* start RECORDS TO PROCESS *
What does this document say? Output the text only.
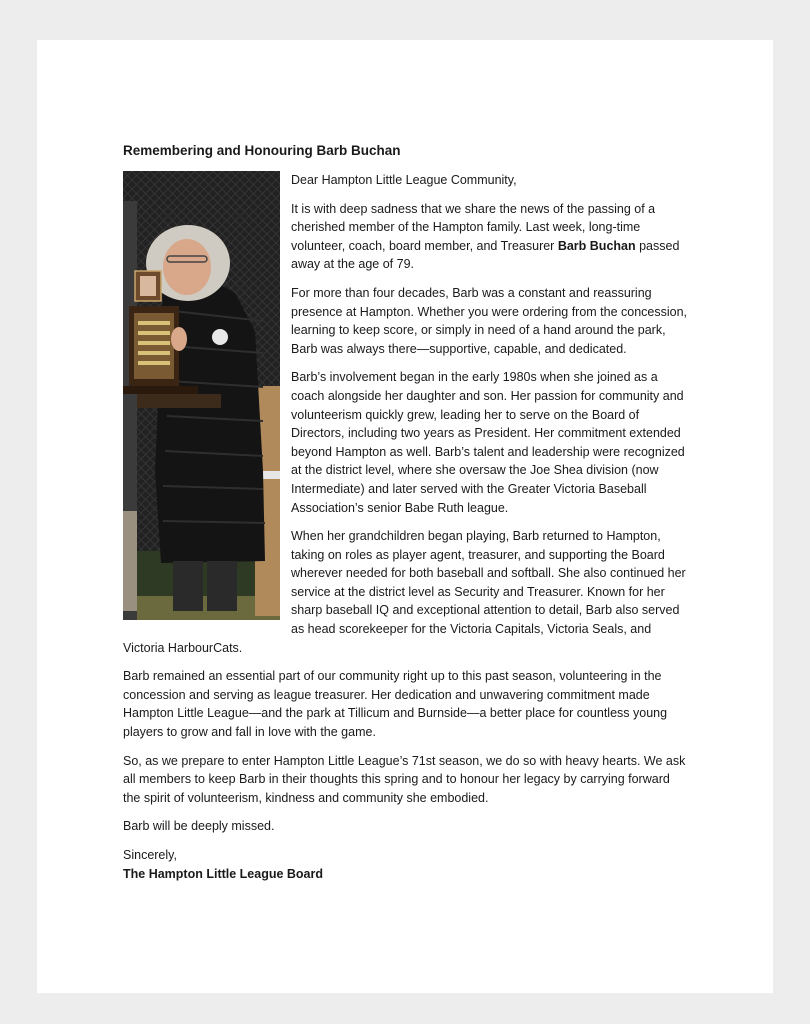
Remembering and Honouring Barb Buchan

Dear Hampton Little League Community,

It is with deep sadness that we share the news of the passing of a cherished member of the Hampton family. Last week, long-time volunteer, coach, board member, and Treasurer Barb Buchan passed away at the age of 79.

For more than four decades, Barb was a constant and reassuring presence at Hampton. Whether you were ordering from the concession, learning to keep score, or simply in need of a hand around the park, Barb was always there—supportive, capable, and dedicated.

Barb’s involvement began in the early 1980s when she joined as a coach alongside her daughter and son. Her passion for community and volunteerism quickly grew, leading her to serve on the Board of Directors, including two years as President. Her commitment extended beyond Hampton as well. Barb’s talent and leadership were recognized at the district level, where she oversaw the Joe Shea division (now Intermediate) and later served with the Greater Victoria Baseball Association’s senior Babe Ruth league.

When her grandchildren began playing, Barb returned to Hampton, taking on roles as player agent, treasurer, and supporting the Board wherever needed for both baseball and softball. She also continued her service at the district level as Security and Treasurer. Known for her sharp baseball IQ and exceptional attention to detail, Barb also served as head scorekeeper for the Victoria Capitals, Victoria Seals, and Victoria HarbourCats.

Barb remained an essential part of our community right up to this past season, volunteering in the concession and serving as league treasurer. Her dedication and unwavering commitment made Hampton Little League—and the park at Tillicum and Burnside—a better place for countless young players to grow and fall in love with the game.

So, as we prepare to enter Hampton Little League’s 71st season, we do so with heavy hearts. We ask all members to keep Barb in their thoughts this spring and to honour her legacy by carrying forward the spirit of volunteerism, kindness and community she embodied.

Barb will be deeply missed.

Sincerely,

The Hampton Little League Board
* end RECORDS TO PROCESS *
▶ **DO THIS**
Every record is to be reproduced exactly, with no pictures included.

▶ **RESULT**
What does this document say? Output the text only.
Remembering and Honouring Barb Buchan

Dear Hampton Little League Community,

It is with deep sadness that we share the news of the passing of a cherished member of the Hampton family. Last week, long-time volunteer, coach, board member, and Treasurer Barb Buchan passed away at the age of 79.

For more than four decades, Barb was a constant and reassuring presence at Hampton. Whether you were ordering from the concession, learning to keep score, or simply in need of a hand around the park, Barb was always there—supportive, capable, and dedicated.

Barb’s involvement began in the early 1980s when she joined as a coach alongside her daughter and son. Her passion for community and volunteerism quickly grew, leading her to serve on the Board of Directors, including two years as President. Her commitment extended beyond Hampton as well. Barb’s talent and leadership were recognized at the district level, where she oversaw the Joe Shea division (now Intermediate) and later served with the Greater Victoria Baseball Association’s senior Babe Ruth league.

When her grandchildren began playing, Barb returned to Hampton, taking on roles as player agent, treasurer, and supporting the Board wherever needed for both baseball and softball. She also continued her service at the district level as Security and Treasurer. Known for her sharp baseball IQ and exceptional attention to detail, Barb also served as head scorekeeper for the Victoria Capitals, Victoria Seals, and Victoria HarbourCats.

Barb remained an essential part of our community right up to this past season, volunteering in the concession and serving as league treasurer. Her dedication and unwavering commitment made Hampton Little League—and the park at Tillicum and Burnside—a better place for countless young players to grow and fall in love with the game.

So, as we prepare to enter Hampton Little League’s 71st season, we do so with heavy hearts. We ask all members to keep Barb in their thoughts this spring and to honour her legacy by carrying forward the spirit of volunteerism, kindness and community she embodied.

Barb will be deeply missed.

Sincerely,

The Hampton Little League Board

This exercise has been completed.